THE TASK:
From the data that follows, copy every line holding the string "Coverage".
Top of DATASET ENTRIES
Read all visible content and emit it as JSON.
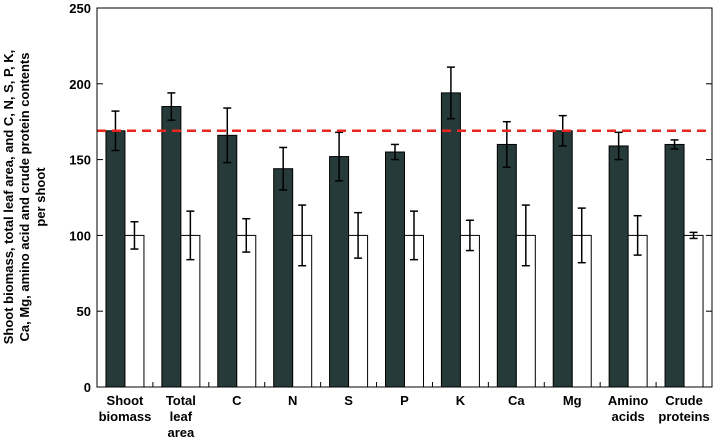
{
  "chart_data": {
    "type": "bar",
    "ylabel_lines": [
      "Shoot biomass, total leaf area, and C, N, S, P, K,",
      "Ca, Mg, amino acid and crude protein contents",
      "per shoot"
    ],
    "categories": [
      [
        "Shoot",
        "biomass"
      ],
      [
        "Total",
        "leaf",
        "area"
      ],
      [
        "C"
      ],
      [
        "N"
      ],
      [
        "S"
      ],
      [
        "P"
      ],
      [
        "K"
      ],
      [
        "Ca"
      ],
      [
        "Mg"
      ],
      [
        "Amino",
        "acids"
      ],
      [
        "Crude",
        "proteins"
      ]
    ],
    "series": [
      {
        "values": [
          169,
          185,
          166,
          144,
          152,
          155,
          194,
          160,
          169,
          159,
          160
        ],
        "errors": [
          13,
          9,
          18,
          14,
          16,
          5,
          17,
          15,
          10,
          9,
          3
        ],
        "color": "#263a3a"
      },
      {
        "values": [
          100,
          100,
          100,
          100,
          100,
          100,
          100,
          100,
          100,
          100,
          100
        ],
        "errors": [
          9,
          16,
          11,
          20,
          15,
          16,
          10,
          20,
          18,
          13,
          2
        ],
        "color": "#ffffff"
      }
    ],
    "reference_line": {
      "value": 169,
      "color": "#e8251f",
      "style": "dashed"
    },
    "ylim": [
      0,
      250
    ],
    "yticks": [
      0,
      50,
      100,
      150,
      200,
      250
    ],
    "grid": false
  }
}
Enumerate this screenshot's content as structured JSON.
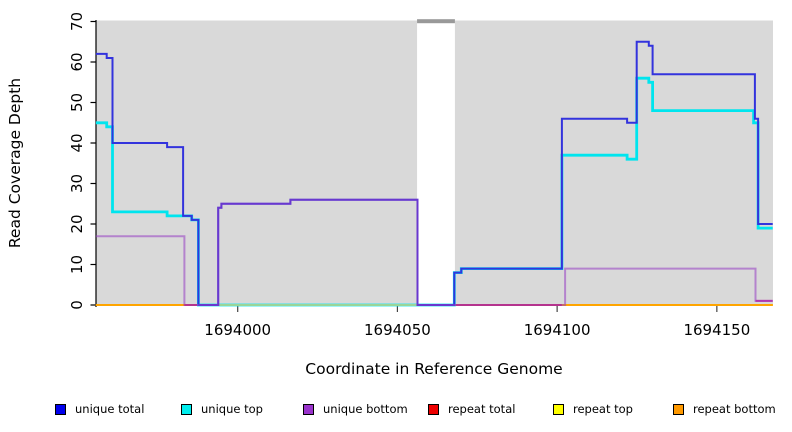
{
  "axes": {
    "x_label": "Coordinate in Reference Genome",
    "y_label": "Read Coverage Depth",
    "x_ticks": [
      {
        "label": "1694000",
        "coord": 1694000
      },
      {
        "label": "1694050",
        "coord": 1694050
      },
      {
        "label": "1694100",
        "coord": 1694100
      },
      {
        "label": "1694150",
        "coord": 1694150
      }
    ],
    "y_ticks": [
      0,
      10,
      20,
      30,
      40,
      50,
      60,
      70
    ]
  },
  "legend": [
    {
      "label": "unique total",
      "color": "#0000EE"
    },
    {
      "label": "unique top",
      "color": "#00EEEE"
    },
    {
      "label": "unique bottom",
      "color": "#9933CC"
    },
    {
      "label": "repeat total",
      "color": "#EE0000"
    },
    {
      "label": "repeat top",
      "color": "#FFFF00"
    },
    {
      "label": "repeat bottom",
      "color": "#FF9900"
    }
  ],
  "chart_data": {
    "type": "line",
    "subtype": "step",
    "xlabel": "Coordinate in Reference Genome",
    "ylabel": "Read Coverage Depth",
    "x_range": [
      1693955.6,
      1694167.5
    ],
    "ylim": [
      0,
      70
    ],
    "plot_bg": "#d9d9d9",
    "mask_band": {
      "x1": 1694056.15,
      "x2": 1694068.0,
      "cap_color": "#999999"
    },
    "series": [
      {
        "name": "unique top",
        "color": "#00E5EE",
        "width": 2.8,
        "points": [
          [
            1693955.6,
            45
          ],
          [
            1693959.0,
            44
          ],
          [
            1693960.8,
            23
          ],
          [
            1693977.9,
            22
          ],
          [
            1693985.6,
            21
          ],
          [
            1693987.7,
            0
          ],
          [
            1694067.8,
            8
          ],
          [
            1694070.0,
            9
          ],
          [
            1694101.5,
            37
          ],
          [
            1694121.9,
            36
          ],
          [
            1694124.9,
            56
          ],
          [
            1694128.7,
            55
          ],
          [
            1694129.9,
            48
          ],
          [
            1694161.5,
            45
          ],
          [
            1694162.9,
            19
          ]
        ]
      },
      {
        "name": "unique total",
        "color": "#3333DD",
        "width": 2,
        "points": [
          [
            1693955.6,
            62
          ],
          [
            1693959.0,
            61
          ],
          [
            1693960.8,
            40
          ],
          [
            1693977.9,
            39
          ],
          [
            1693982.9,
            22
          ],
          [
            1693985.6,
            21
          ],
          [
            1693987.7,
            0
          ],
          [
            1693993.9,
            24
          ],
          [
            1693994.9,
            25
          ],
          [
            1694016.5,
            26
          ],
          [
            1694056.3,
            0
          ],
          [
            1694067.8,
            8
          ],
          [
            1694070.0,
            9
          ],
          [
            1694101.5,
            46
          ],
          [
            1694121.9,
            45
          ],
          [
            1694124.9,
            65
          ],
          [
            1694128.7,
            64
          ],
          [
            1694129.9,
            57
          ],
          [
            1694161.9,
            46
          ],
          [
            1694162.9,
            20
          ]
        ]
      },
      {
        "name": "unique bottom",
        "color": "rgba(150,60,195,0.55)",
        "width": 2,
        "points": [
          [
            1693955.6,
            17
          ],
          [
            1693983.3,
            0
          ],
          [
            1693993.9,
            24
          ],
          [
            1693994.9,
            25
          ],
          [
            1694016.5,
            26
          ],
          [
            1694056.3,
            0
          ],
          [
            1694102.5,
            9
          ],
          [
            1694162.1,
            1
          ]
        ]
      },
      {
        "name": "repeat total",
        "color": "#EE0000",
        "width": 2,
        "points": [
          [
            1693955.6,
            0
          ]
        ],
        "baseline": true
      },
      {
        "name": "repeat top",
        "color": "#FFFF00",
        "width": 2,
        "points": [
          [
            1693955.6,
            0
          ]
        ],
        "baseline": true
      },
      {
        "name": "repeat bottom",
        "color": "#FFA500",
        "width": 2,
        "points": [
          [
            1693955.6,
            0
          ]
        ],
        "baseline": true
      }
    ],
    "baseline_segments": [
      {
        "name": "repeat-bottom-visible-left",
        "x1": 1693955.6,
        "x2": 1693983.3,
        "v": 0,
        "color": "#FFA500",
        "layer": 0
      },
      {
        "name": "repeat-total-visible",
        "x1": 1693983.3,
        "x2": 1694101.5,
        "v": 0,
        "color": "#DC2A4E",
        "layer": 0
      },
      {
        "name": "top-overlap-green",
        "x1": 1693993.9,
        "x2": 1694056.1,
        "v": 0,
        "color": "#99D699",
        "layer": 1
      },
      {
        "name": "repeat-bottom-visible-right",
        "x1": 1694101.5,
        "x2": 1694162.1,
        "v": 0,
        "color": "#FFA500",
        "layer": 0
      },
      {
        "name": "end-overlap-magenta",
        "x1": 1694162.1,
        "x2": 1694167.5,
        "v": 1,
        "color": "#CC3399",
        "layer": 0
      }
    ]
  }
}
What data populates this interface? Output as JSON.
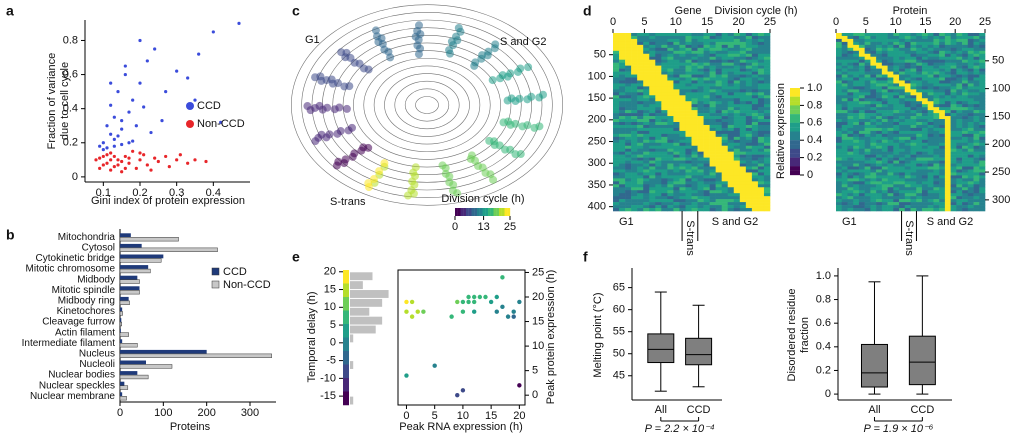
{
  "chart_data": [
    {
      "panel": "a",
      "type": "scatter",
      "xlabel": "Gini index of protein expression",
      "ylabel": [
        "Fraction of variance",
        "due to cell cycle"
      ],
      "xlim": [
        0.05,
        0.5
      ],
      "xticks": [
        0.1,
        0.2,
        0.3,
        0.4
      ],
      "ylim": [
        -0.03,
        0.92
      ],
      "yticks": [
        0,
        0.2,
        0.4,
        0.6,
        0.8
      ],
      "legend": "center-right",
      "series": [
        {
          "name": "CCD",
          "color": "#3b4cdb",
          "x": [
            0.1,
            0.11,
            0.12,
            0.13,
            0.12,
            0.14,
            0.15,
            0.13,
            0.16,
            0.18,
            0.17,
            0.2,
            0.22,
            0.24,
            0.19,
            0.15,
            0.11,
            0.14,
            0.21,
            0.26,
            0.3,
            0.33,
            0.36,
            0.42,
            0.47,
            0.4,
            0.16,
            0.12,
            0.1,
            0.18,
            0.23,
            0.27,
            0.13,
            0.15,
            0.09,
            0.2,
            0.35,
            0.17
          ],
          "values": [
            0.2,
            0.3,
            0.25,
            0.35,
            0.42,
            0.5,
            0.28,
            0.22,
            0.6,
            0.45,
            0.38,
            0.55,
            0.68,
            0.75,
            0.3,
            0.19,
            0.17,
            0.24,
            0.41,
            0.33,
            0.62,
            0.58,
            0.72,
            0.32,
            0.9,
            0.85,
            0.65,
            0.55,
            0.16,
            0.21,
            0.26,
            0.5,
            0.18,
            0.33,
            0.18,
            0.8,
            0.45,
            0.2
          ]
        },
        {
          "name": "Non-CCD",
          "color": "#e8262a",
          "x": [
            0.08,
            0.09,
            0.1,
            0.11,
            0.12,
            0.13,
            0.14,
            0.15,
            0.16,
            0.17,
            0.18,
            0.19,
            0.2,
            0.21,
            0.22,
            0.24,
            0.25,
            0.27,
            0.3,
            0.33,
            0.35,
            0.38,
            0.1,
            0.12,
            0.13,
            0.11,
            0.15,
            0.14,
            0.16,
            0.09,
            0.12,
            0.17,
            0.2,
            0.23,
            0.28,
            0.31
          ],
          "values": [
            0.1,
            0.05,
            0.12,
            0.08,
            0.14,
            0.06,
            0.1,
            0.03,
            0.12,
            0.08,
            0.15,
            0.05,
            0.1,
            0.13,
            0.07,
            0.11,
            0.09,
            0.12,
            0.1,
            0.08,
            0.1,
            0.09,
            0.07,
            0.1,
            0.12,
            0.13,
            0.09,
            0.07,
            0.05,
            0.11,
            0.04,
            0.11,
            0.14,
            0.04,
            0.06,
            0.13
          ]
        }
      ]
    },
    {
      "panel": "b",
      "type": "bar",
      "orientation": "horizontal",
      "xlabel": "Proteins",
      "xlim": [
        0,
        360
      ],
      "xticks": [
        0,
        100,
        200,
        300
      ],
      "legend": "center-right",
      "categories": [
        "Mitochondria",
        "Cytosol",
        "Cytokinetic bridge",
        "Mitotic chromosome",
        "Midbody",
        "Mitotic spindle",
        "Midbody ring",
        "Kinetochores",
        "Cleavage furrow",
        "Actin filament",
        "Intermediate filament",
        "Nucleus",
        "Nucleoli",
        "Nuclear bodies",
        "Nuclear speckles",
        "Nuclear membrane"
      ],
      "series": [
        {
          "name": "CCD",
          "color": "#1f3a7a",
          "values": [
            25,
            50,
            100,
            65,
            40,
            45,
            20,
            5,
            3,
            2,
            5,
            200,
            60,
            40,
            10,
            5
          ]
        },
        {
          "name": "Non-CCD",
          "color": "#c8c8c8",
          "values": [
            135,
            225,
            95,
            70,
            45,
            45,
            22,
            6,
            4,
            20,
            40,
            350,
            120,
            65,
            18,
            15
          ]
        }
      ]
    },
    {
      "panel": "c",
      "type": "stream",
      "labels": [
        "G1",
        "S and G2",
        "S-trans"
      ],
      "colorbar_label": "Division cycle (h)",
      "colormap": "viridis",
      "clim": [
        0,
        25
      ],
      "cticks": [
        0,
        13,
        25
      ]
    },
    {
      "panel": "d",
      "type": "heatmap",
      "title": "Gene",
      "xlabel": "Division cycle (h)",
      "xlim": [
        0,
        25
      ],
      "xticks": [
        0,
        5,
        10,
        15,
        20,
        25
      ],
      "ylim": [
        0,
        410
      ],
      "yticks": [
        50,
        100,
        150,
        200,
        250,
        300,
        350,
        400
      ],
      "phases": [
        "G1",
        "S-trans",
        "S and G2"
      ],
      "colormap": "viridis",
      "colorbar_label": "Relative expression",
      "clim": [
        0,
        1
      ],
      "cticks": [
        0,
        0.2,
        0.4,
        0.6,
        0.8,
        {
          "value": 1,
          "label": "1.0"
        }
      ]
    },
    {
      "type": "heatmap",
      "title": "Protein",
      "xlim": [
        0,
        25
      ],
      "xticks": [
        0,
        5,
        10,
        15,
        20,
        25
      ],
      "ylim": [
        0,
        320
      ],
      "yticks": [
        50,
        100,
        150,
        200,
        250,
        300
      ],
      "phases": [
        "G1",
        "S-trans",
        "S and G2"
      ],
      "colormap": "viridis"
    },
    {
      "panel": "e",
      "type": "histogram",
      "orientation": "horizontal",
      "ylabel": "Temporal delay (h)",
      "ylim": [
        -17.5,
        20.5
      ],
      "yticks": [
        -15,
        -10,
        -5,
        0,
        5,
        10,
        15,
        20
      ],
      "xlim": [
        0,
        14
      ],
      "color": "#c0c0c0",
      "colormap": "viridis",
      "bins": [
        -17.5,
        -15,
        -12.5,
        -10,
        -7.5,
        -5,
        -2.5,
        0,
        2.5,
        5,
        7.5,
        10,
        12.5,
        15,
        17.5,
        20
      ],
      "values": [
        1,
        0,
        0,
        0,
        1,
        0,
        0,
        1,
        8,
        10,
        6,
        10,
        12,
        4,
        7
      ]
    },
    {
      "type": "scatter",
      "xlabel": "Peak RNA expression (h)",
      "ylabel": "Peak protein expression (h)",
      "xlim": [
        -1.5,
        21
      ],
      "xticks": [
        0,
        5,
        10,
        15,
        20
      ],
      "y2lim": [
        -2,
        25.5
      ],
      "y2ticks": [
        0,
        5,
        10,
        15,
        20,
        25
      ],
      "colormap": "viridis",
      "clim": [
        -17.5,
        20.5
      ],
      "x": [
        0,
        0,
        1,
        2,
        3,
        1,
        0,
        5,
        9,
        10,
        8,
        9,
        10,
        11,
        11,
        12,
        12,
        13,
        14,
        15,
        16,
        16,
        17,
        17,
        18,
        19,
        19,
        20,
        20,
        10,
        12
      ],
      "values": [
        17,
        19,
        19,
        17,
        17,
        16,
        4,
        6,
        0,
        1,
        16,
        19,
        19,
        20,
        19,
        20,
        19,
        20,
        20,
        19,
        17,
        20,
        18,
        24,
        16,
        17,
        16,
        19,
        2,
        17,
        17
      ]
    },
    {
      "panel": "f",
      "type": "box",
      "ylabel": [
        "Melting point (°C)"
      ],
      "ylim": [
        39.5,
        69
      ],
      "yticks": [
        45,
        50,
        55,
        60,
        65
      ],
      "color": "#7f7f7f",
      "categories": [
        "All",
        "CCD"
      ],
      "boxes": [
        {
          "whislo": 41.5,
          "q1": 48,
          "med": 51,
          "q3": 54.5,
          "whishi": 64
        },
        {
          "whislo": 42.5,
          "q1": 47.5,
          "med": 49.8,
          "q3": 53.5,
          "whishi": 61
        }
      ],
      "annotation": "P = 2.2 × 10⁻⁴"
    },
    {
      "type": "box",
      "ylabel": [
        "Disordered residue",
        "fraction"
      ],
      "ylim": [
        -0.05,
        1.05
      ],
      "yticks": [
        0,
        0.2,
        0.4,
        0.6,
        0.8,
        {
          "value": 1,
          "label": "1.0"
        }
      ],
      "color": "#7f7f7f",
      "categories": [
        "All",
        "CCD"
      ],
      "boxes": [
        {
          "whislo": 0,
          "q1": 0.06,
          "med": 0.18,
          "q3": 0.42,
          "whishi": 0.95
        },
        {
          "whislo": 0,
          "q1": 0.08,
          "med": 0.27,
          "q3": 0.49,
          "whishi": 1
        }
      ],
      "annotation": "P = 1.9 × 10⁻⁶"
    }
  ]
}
Bottom of DATASET ENTRIES
YOUR RESPONSE:
    "y_label": "Read Coverage Depth",
    "ylabel": "Read Coverage Depth",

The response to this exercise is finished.